Extracted data entries
# # # # #
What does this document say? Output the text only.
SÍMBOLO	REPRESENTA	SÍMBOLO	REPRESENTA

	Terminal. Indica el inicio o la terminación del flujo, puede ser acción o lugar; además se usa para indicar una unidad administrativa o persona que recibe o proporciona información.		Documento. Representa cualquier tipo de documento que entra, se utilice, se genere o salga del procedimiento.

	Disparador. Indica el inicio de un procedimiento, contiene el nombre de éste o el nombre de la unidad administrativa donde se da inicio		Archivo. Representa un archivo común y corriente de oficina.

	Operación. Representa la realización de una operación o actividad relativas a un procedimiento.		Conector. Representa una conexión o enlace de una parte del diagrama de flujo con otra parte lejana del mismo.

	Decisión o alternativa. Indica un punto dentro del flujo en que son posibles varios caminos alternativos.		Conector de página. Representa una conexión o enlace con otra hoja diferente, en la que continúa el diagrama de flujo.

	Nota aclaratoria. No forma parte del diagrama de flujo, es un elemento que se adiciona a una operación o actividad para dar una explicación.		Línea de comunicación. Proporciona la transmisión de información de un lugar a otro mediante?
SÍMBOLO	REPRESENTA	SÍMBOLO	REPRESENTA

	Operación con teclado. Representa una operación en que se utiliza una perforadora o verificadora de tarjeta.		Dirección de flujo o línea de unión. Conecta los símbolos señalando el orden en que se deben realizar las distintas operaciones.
# # # # #
## Set task
Restate the data above exactly, keeping each word as it stands.

## Correct response
What does this document say? Output the text only.
SÍMBOLO	REPRESENTA	SÍMBOLO	REPRESENTA

	Terminal. Indica el inicio o la terminación del flujo, puede ser acción o lugar; además se usa para indicar una unidad administrativa o persona que recibe o proporciona información.		Documento. Representa cualquier tipo de documento que entra, se utilice, se genere o salga del procedimiento.

	Disparador. Indica el inicio de un procedimiento, contiene el nombre de éste o el nombre de la unidad administrativa donde se da inicio		Archivo. Representa un archivo común y corriente de oficina.

	Operación. Representa la realización de una operación o actividad relativas a un procedimiento.		Conector. Representa una conexión o enlace de una parte del diagrama de flujo con otra parte lejana del mismo.

	Decisión o alternativa. Indica un punto dentro del flujo en que son posibles varios caminos alternativos.		Conector de página. Representa una conexión o enlace con otra hoja diferente, en la que continúa el diagrama de flujo.

	Nota aclaratoria. No forma parte del diagrama de flujo, es un elemento que se adiciona a una operación o actividad para dar una explicación.		Línea de comunicación. Proporciona la transmisión de información de un lugar a otro mediante?
SÍMBOLO	REPRESENTA	SÍMBOLO	REPRESENTA

	Operación con teclado. Representa una operación en que se utiliza una perforadora o verificadora de tarjeta.		Dirección de flujo o línea de unión. Conecta los símbolos señalando el orden en que se deben realizar las distintas operaciones.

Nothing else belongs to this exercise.